Article:
Gov. Paul LePage is trying to defend a Republican lawmaker whom he convinced to oppose a bill that would have released voter-approved bonds for dozens of conservation projects, including one that has support in the lawmaker’s hometown.

Rep. Mike Timmons, R-Cumberland, was one of six Republican lawmakers who initially supported the bill but later changed their votes to sustain the governor’s veto after intense pressure by LePage officials and House Minority Leader Kenneth Fredette. The Legislature nearly overrode the veto, but the override fell five votes short in the House.

The proposal was designed to limit LePage’s power to withhold bonds for bargaining purposes and release funding that voters authorized in 2010 for approved land conservation projects through the Land for Maine’s Future program.

Timmons has since come under fire from Cumberland officials because he originally told them that he would support the bill and because the town has a financial stake in a $1.13 million conservation deal called the Knight’s Pond/Blueberry Hill project. The project is one of over 30 projects that are languishing because LePage refused to authorize $11 million in voter-approved conservation bonds unless the Legislature agrees to harvest more timber on public lands.

The Legislature rejected the governor’s proposal to increase logging. The bonds are now set to expire in November, although the Legislature will have a chance to reauthorize them for up to five more years when it reconvenes in January.

In a handwritten note to Cumberland Town Manager Bill Shane dated July 29, LePage said that he won’t sell the bonds – even if the Legislature extends them – unless the Legislature goes along with the increased logging. The governor, in the handwritten note to Shane and a separate Aug. 13 letter to the Cumberland Town Council, also attempted to defend Timmons by describing the bill that would have released the bonds as “politically motivated” legislation that would have usurped the governor’s executive authority.


“Now the bonds will expire in November, reauthorized next year and unfortunately won’t be sold for a number of years … unless of course the Legislature looks at the big picture,” he wrote to Shane.

The “big picture,” is a reference to LePage’s controversial timber harvesting plan, which would increase logging on public lands and use some of the revenue to help Mainers convert their older home furnaces to more efficient heating systems. The governor described the plan has helping “the poor and underprivileged” in his note to Shane while describing the Land for Maine’s Future to the council as “rewarding rich organizations with wealthy donors and big corporate benefactors.”

In the Aug. 13 letter to the council, the governor said that Shane and the council have been “excoriating” Timmons, a reference to a public meeting during which the town manager and members of the Town Council reportedly criticized the Republican for going back on his word.

“Your anger is misdirected,” LePage wrote, before targeting state Sen. Cathy Breen, D-Falmouth, for rewarding “her wealthy friends at the expense of poor Mainers.”

“She and her liberal allies are more interested in finding ways to take away authority from me,” he wrote.

In fact, the proposal to force LePage to release the conservation funds was sponsored by Republican state Sen. Roger Katz, of Augusta. It was backed by the Republican-controlled Senate, which also voted to override the governor’s veto.


Advocates for The Land for Maine’s Future program have fiercely rejected the governor’s characterization of the program as benefiting the wealthy. The LMF program has helped conserve more than 500,000 acres throughout the state since 1987, through land sales or conservation easements. The majority of those lands were working forest, farmland or commercial waterfront.

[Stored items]
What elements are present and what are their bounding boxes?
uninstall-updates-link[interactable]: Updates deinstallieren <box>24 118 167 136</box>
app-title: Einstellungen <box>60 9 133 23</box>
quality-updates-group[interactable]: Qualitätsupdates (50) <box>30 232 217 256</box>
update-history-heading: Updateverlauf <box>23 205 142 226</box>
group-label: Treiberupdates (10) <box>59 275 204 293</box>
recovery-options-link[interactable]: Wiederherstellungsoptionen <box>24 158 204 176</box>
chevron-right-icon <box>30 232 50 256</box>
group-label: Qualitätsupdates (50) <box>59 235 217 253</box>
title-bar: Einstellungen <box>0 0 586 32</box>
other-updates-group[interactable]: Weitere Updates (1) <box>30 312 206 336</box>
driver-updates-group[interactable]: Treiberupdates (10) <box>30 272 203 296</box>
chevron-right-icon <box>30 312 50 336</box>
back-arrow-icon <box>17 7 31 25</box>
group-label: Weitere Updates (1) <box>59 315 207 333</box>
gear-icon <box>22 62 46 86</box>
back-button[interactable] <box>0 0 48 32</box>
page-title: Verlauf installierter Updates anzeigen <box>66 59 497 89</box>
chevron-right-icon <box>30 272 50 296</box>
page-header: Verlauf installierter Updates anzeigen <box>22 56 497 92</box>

Stated exercise 1: For each statement, say whether it agrees with the article on the conservation bonds above. Answer yes or no, and quote the words of the article that decide it. (a) The attempt to override the governor's veto fell five votes short in the House. (b) The proposal to force LePage to release the conservation funds was sponsored by Sen. Cathy Breen. (c) The Land for Maine's Future program has helped conserve more than 500,000 acres since 1987.
Stated exercise 2: According to the article on the conservation bonds, what is the dollar value of the Knight's Pond/Blueberry Hill conservation deal?
Stated exercise 3: Translate this sentence from the article on the conservation bonds into Spanish: "The Legislature rejected the governor's proposal to increase logging."

Exercise result 1:
(a) Yes: "but the override fell five votes short in the House."
(b) No: "the proposal to force LePage to release the conservation funds was sponsored by Republican state Sen. Roger Katz, of Augusta."
(c) Yes: "The LMF program has helped conserve more than 500,000 acres throughout the state since 1987"

Exercise result 2: $1.13 million.

Exercise result 3: La Legislatura rechazó la propuesta del gobernador de aumentar la tala.